____ RECORDS FOR THIS TASK
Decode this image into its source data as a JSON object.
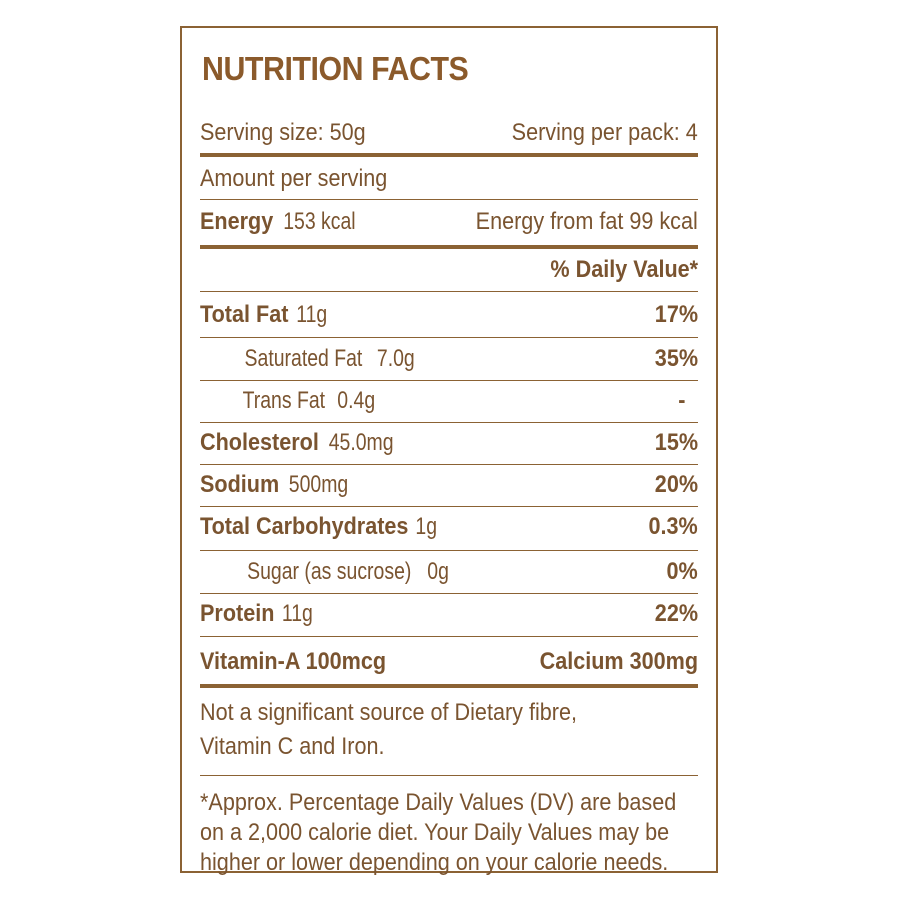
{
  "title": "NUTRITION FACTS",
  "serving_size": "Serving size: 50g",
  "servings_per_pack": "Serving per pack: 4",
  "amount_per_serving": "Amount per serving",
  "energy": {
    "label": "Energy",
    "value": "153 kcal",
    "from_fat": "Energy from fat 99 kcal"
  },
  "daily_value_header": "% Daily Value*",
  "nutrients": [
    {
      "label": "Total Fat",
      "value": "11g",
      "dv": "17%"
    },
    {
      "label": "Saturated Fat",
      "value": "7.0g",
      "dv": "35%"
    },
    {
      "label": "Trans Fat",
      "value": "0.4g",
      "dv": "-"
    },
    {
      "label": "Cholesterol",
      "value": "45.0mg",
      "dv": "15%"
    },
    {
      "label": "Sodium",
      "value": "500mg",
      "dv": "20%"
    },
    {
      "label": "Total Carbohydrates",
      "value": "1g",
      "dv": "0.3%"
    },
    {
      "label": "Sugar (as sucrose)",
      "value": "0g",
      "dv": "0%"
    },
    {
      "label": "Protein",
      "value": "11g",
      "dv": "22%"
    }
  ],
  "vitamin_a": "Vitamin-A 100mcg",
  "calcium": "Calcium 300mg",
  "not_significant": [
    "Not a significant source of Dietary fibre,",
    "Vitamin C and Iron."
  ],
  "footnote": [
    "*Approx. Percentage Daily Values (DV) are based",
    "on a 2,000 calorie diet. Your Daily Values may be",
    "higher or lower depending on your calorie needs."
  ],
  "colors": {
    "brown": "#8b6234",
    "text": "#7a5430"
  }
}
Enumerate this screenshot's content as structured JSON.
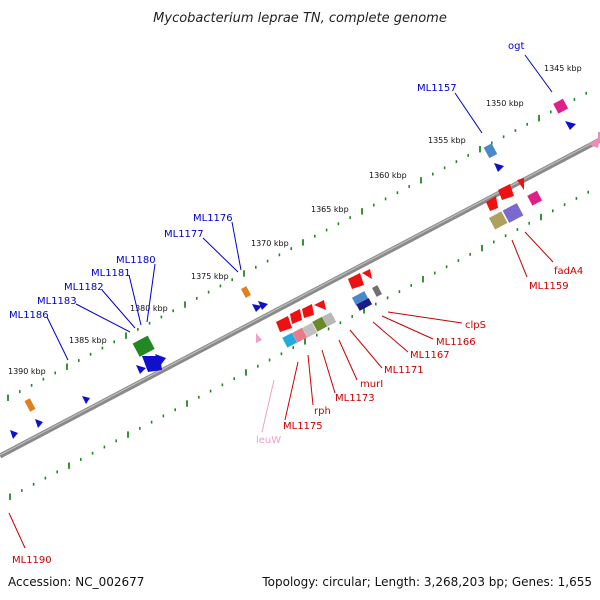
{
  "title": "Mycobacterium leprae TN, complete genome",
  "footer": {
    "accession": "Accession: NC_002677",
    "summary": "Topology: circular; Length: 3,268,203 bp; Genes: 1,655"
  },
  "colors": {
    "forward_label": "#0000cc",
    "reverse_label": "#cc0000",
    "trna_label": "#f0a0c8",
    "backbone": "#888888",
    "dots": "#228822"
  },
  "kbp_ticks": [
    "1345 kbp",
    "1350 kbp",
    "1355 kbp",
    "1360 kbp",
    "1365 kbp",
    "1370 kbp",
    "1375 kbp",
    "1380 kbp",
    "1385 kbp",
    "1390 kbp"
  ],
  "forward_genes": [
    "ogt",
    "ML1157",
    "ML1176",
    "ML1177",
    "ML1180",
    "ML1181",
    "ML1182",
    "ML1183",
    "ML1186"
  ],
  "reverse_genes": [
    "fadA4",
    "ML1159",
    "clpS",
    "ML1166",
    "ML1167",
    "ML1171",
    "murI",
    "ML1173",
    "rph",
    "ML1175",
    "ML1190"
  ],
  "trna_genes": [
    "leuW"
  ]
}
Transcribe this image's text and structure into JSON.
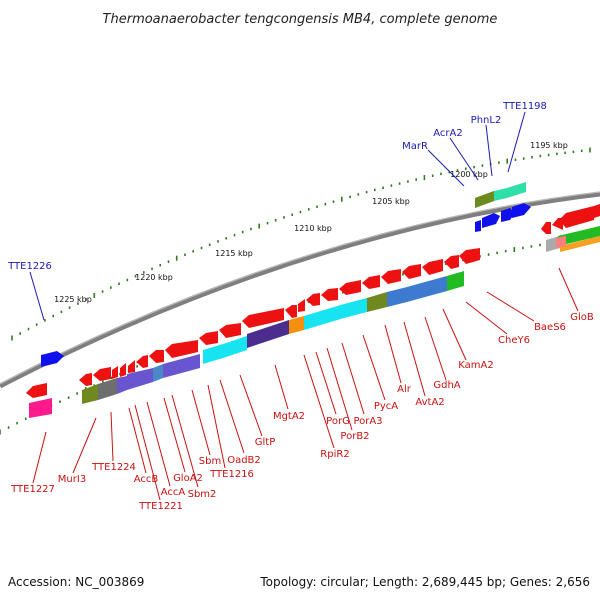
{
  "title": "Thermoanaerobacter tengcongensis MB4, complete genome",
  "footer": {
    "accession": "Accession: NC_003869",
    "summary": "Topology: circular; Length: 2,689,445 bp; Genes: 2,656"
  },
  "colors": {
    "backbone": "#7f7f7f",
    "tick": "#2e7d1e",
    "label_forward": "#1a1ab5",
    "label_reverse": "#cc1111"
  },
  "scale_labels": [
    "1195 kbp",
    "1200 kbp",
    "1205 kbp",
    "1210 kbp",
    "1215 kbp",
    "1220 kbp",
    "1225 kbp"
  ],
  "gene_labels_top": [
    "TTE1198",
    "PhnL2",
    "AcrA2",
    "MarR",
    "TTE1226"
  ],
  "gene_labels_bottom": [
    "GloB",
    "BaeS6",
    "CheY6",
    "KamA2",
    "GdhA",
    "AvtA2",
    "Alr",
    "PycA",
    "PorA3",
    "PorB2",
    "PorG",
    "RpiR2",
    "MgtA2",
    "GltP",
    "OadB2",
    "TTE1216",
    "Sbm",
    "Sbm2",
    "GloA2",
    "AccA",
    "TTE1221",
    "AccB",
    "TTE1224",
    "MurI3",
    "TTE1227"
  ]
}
________
- EXERCISE
Search the entries for the word "summary", then list each line that holds it.

- REPLY
    "summary": "Topology: circular; Length: 3,268,203 bp; Genes: 1,655"
    "summary": "Topology: circular; Length: 2,689,445 bp; Genes: 2,656"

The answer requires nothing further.